#### DOCUMENT SECTION ####

Most policies say that you must call in the event of a medical emergency. So know the definition of medical emergency. Some people take this to mean they only have to call immediately if they go to the emergency room or urgent care clinic, but don’t have to call for something routine like a cold or flu. Yes, you have to call for anything for which you will later be claiming. In fact, you should also call about things that you cannot claim or do not plan to claim. Keep the carrier informed every step of the way regarding what is happening with your health. This is because most companies these days employ something called managed care. They have nurses on the phones 24/7 whose job it is to help you find a nearby clinic or hospital, review why you are seeking medical care and whether the level of care is covered, warranted, etc. The assistance team is there to help you, including to warn you of anything that might not be covered on the policy. They are there to protect you from any unpleasant surprises…like a lab test or invasive procedure that may not be seen as necessary.  The treating medical team and the nurses on the assistance team will work together to make sure you get the best care possible, but they will also work to decide whether the care should take place in Canada or where you are vacationing. Even if the medical emergency is not for some reason coverable, the assistance team will still assist you all the way through the emergency, including providing live interpretation of foreign languages if necessary.  You paid for the services, you have a right to use them.

#### DATA UNDER STUDY ####

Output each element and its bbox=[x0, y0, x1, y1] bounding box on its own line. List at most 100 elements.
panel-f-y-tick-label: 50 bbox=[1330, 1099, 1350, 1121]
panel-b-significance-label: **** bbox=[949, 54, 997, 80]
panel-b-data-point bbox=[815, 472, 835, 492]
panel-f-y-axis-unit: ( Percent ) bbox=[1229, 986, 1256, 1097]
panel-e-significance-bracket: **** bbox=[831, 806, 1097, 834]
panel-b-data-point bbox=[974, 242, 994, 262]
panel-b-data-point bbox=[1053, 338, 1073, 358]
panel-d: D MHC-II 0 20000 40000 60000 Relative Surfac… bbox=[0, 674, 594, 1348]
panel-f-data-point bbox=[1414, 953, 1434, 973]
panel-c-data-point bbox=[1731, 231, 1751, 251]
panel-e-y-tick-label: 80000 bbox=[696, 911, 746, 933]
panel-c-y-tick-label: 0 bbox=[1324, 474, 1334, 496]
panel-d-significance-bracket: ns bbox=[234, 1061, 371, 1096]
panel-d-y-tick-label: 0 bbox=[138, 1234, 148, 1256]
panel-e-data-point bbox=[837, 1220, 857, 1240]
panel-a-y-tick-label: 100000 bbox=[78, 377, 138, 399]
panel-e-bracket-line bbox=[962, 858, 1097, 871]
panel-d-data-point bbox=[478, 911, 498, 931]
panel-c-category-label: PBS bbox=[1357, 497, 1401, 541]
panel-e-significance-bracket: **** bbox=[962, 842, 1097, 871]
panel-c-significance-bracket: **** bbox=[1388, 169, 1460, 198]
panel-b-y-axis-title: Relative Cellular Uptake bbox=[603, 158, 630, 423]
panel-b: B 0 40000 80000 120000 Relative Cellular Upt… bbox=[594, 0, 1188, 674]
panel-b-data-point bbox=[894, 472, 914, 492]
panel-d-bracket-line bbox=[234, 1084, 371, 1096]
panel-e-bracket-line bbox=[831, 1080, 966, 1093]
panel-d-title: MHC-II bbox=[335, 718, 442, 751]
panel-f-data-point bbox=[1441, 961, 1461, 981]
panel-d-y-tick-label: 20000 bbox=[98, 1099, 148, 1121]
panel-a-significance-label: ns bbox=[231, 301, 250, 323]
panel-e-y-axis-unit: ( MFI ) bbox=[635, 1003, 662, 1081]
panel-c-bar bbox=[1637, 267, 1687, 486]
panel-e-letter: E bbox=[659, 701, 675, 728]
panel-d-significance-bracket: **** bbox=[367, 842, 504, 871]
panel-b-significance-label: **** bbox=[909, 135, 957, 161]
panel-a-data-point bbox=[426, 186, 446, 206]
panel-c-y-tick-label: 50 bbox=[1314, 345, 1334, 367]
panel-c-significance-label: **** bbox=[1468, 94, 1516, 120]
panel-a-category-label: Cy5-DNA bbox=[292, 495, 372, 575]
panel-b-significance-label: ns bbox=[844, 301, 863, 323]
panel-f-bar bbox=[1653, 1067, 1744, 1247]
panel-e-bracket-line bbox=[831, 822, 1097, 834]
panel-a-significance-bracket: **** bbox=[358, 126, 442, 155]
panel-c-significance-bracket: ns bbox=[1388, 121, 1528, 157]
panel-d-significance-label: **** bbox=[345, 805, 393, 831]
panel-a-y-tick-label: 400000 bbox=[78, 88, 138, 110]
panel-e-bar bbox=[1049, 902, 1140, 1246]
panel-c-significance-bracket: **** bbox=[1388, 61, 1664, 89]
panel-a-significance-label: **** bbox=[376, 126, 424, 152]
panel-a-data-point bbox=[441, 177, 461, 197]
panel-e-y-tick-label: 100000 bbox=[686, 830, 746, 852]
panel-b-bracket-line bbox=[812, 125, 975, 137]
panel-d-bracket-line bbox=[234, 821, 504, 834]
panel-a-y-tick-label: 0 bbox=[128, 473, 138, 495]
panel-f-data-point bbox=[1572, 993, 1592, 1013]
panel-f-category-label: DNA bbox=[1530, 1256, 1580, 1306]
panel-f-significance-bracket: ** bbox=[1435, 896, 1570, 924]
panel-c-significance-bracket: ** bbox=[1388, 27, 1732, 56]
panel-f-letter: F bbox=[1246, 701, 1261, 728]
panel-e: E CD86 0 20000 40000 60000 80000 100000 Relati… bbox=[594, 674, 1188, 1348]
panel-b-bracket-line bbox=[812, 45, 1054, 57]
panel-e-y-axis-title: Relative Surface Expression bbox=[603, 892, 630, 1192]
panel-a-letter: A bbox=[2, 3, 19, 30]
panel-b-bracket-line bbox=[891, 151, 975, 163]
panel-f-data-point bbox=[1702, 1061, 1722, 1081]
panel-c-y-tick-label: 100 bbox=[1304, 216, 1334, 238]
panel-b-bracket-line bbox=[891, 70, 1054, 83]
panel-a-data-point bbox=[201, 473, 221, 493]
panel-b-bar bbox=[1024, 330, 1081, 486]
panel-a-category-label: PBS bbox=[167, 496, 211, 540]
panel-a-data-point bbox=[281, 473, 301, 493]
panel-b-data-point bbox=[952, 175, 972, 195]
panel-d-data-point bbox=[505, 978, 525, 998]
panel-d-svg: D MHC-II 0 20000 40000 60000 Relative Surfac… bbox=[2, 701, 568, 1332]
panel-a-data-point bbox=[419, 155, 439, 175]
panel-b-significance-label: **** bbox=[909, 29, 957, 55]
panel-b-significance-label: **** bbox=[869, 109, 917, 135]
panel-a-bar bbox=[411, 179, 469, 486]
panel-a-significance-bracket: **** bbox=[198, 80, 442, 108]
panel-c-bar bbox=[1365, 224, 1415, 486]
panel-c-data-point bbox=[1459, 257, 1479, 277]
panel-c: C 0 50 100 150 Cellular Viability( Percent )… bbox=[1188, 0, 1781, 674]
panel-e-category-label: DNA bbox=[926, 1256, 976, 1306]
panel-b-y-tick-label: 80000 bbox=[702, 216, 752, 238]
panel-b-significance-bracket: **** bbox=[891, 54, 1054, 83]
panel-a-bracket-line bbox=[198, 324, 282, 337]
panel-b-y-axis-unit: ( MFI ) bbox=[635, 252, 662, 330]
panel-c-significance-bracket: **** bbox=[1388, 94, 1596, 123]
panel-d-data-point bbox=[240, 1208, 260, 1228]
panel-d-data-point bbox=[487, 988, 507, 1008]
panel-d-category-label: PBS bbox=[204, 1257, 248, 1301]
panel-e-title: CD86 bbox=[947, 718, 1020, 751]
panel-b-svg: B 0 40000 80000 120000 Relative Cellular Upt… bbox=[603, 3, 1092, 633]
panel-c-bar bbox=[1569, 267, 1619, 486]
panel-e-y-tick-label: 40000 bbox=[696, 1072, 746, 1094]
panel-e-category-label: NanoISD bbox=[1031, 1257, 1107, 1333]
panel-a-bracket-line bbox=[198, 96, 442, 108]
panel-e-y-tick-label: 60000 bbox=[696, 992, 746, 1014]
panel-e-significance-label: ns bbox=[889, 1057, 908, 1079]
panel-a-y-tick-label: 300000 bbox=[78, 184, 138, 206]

####

• _QUESTIONS_:
• a. In the passage about calling your insurance carrier during a medical emergency, what help does the assistance team offer when a foreign language is involved?
• b. Carry on the passage about calling your insurance carrier during a medical emergency, picking up after its final sentence.

• _ANSWER SECTION_:
• a. The assistance team provides live interpretation of foreign languages if necessary.

• b.
So again, call as soon as you know you’ll be seeking medical attention. You may be in Mexico, where it is a real hassle to make international phone calls, and think seeing the hotel MD about your sniffles is no big deal, you’ll tell the insurance company when you get home. Wrong. Go ahead and do your best to call (or email) as soon as you can. One reason is that you never know what that cold might develop into later. You want to have the assistance team in the loop from the get-go. If you can’t call before being treated, call or have someone call on your behalf as soon as possible. This is really important for getting your claim paid.

Tip #6 – Follow the instructions of the Assistance Team. They will guide you through the whole process step by step as your medical emergency unfolds and will check with you as you start to feel better to make sure any medication is working. They will advise you whether any follow-up visits are covered and what to expect next. They will tell you when and how to file the claim, either on a paper form that they are mailing out to you, or online. They will remind you of any claims filing deadline. If they don’t, ask.

If at any point you feel the assistance team member is not acting in your best interest or is not providing you with a good service experience, do not hesitate to ask to speak to the person’s supervisor. I know medical emergencies are stressful, but do your best to stay calm and speak respectfully to the supervisor when you outline the ways in which you feel your case is not being handled well. You might be able to request a different examiner or assistance person.

If you really are having trouble seeing eye to eye with the assistance team, bring your broker in the loop.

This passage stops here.